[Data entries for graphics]
----------------------------------------
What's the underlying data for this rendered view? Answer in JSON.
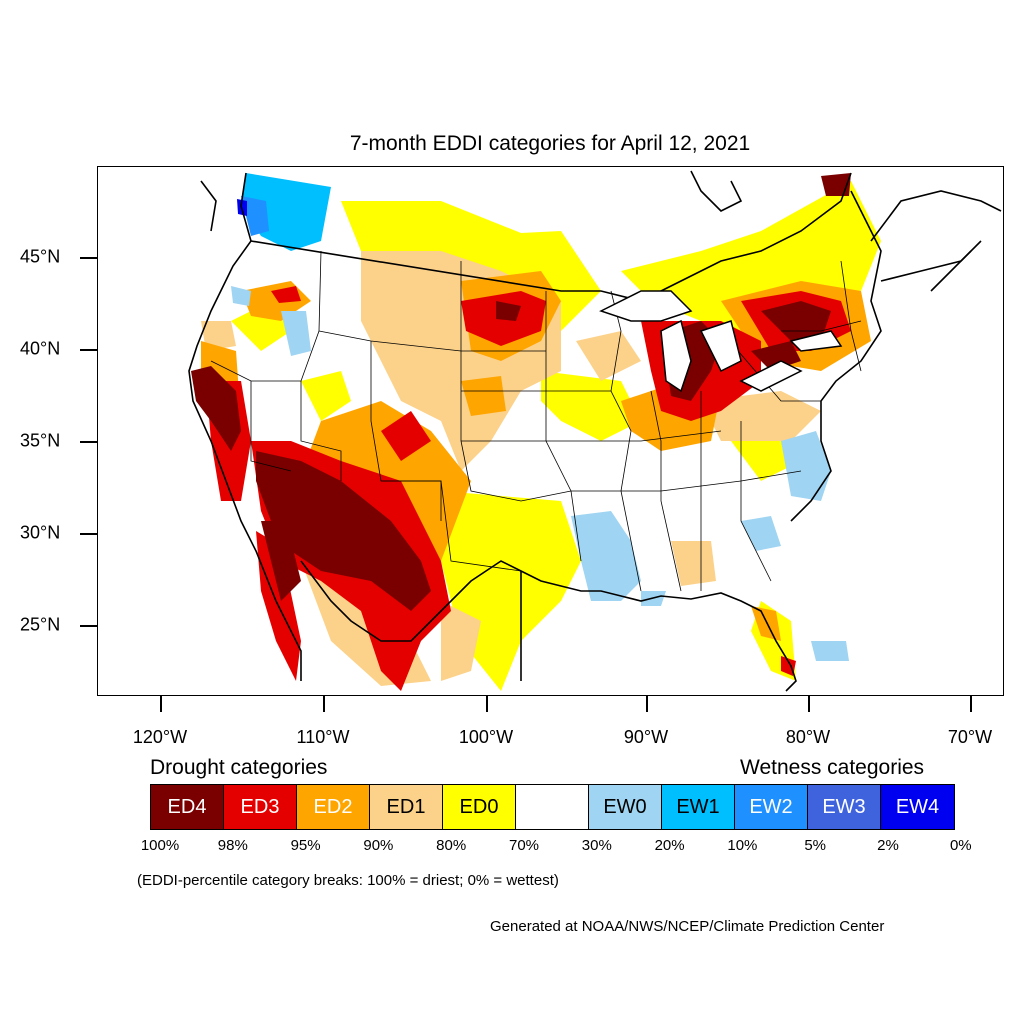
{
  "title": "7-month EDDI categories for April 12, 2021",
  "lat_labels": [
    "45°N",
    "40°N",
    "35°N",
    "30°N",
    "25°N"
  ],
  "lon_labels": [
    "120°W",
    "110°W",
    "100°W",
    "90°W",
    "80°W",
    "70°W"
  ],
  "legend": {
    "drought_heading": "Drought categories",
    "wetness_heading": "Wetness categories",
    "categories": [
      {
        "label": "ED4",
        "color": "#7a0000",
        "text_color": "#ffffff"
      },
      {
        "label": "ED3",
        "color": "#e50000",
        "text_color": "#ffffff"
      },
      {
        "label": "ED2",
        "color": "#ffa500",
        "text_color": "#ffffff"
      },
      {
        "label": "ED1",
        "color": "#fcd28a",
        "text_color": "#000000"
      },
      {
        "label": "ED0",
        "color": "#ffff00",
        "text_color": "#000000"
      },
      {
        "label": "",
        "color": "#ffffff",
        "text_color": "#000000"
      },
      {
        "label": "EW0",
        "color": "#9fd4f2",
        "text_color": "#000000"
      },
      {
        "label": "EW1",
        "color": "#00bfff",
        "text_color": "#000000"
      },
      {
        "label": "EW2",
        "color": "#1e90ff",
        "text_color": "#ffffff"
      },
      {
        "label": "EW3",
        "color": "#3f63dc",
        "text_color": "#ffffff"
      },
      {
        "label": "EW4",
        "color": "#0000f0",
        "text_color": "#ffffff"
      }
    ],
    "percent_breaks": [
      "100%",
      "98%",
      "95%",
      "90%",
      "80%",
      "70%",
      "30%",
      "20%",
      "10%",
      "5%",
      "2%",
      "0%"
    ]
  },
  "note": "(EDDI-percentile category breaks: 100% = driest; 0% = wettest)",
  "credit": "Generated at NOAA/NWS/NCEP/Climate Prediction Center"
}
----------------------------------------
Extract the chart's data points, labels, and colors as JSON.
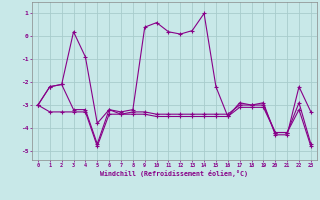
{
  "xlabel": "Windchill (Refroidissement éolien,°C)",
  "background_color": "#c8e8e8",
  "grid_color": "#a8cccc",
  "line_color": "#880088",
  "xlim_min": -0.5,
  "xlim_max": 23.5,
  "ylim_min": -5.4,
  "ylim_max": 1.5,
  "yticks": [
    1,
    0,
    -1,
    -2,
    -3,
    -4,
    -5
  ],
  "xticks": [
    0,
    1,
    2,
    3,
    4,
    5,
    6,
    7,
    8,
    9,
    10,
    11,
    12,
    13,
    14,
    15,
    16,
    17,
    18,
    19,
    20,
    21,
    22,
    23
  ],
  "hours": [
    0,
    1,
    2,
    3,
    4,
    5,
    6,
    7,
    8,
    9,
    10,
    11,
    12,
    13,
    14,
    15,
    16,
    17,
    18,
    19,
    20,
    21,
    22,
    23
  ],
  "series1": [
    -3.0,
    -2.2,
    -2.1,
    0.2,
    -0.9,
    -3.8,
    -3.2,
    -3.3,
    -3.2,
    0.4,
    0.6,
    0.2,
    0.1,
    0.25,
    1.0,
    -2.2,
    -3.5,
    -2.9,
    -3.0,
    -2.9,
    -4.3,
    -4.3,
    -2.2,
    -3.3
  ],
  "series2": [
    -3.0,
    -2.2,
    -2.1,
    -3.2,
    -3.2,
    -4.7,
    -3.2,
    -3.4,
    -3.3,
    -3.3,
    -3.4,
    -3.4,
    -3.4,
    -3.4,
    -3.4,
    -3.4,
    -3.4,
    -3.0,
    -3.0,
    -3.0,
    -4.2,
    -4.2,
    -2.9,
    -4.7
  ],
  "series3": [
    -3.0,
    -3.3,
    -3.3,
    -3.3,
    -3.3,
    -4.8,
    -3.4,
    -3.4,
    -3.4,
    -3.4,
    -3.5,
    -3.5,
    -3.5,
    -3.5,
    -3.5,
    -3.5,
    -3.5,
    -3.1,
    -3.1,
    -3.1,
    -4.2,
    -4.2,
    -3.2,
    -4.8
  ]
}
----------------------------------------
Copy every line in the listing above where the string "EDDI" turns up.

[SOLUTION TO THE PROBLEM]
  "title": "7-month EDDI categories for April 12, 2021",
  "note": "(EDDI-percentile category breaks: 100% = driest; 0% = wettest)",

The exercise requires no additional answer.